Element and region data
☆ ☆ ☆ ☆ ☆

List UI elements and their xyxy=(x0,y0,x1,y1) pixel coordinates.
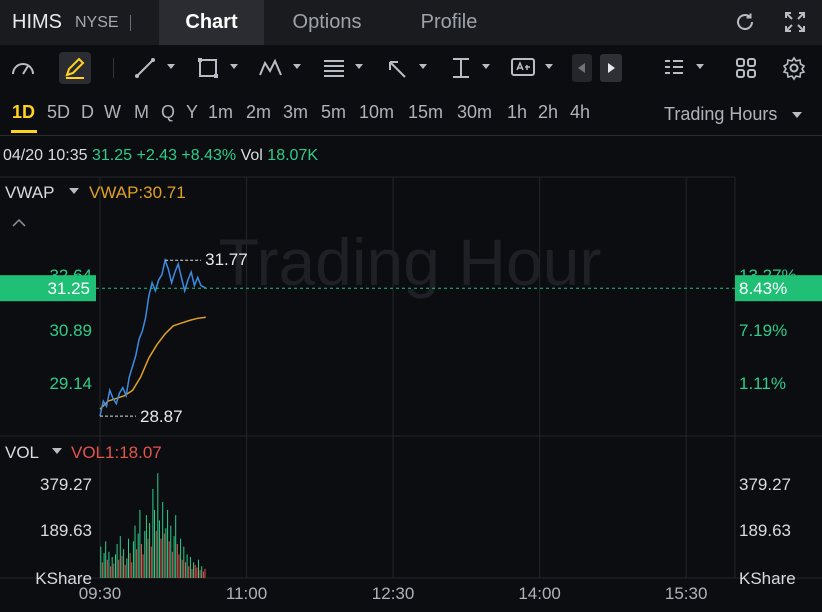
volume-bar xyxy=(154,509,155,578)
high-label: 31.77 xyxy=(205,250,248,269)
volume-bar xyxy=(147,538,149,578)
volume-bar xyxy=(105,541,107,578)
time-tick: 11:00 xyxy=(226,584,267,603)
time-tick: 15:30 xyxy=(665,584,708,603)
pct-tick-hidden: 7.19% xyxy=(739,321,787,340)
volume-bar xyxy=(103,553,105,578)
volume-bar xyxy=(145,515,147,578)
volume-tick: 189.63 xyxy=(739,521,791,540)
volume-bar xyxy=(123,549,125,578)
volume-bar xyxy=(181,559,183,578)
volume-bar xyxy=(144,530,146,578)
current-price-value: 31.25 xyxy=(47,279,90,298)
vwap-line xyxy=(99,316,206,410)
volume-bar xyxy=(115,554,116,578)
volume-bar xyxy=(185,562,186,578)
volume-bar xyxy=(134,525,136,578)
volume-bar xyxy=(131,562,133,578)
volume-bar xyxy=(119,536,121,578)
volume-tick: 379.27 xyxy=(40,475,92,494)
volume-bar xyxy=(155,530,157,578)
volume-bar xyxy=(110,566,112,578)
volume-bar xyxy=(199,570,201,578)
volume-bar xyxy=(142,554,144,578)
volume-bar xyxy=(176,544,178,578)
volume-bar xyxy=(128,538,129,578)
volume-bar xyxy=(167,509,169,578)
volume-bar xyxy=(193,562,195,578)
low-label: 28.87 xyxy=(140,407,183,426)
price-indicator-name[interactable]: VWAP xyxy=(5,183,54,202)
volume-bar xyxy=(129,553,131,578)
volume-tick: 189.63 xyxy=(40,521,92,540)
volume-bar xyxy=(171,551,173,578)
volume-bar xyxy=(116,544,118,578)
time-tick: 12:30 xyxy=(372,584,415,603)
volume-unit: KShare xyxy=(739,569,796,588)
volume-bar xyxy=(149,523,151,578)
volume-bar xyxy=(165,528,167,578)
volume-bar xyxy=(136,549,138,578)
volume-bar xyxy=(178,554,180,578)
volume-bar xyxy=(139,509,141,578)
volume-bar xyxy=(186,554,188,578)
volume-bar xyxy=(173,536,175,578)
volume-bar xyxy=(194,564,196,578)
volume-bar xyxy=(175,515,177,578)
volume-bar xyxy=(183,546,185,578)
volume-bar xyxy=(141,544,142,578)
collapse-icon[interactable] xyxy=(12,218,26,227)
time-axis: 09:30 11:00 12:30 14:00 15:30 xyxy=(79,584,708,603)
chevron-down-icon[interactable] xyxy=(52,448,62,454)
volume-bar xyxy=(132,541,134,578)
volume-bar xyxy=(196,567,198,578)
volume-bar xyxy=(202,571,204,578)
volume-bar xyxy=(188,566,190,578)
volume-bar xyxy=(118,559,120,578)
volume-bar xyxy=(100,546,102,578)
volume-bar xyxy=(152,489,154,578)
time-tick: 14:00 xyxy=(518,584,561,603)
current-pct-value: 8.43% xyxy=(739,279,787,298)
volume-bar xyxy=(101,562,103,578)
volume-bar xyxy=(201,566,203,578)
volume-bar xyxy=(106,559,108,578)
volume-indicator-name[interactable]: VOL xyxy=(5,443,39,462)
volume-bar xyxy=(198,559,199,578)
volume-bar xyxy=(111,557,113,578)
volume-bar xyxy=(121,555,123,578)
chevron-down-icon[interactable] xyxy=(69,188,79,194)
volume-bar xyxy=(124,564,126,578)
volume-bar xyxy=(170,525,172,578)
volume-bar xyxy=(191,568,193,578)
time-tick: 09:30 xyxy=(79,584,122,603)
price-tick: 29.14 xyxy=(49,374,92,393)
volume-bar xyxy=(113,563,115,578)
volume-bar xyxy=(180,538,182,578)
volume-bar xyxy=(168,541,170,578)
pct-tick: 1.11% xyxy=(739,374,786,393)
volume-bar xyxy=(163,533,165,578)
chart-canvas[interactable]: Trading Hour VWAP VWAP:30.71 32.64 30.89… xyxy=(0,0,822,612)
price-line xyxy=(99,257,207,417)
volume-bar xyxy=(137,533,139,578)
volume-bar xyxy=(160,538,162,578)
volume-bar xyxy=(157,473,159,578)
volume-bars xyxy=(100,473,206,578)
volume-bar xyxy=(150,546,152,578)
volume-bar xyxy=(204,568,206,578)
volume-bar xyxy=(108,551,110,578)
volume-value: VOL1:18.07 xyxy=(71,443,162,462)
volume-bar xyxy=(189,557,191,578)
volume-bar xyxy=(158,520,160,578)
volume-bar xyxy=(126,558,128,578)
volume-tick: 379.27 xyxy=(739,475,791,494)
vwap-value: VWAP:30.71 xyxy=(89,183,186,202)
volume-bar xyxy=(162,502,164,578)
price-tick-hidden: 30.89 xyxy=(49,321,92,340)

☆ ☆ ☆ ☆ ☆

* **Required work**
Quote the records above verbatim, starting with the line that contains "volume-bar xyxy=(154,509,155,578)" and continuing through the line that contains "volume-bar xyxy=(181,559,183,578)".

* **Solution to this problem**
volume-bar xyxy=(154,509,155,578)
high-label: 31.77 xyxy=(205,250,248,269)
volume-bar xyxy=(147,538,149,578)
volume-bar xyxy=(105,541,107,578)
time-tick: 11:00 xyxy=(226,584,267,603)
time-tick: 15:30 xyxy=(665,584,708,603)
pct-tick-hidden: 7.19% xyxy=(739,321,787,340)
volume-bar xyxy=(103,553,105,578)
volume-bar xyxy=(145,515,147,578)
volume-tick: 189.63 xyxy=(739,521,791,540)
volume-bar xyxy=(123,549,125,578)
volume-bar xyxy=(181,559,183,578)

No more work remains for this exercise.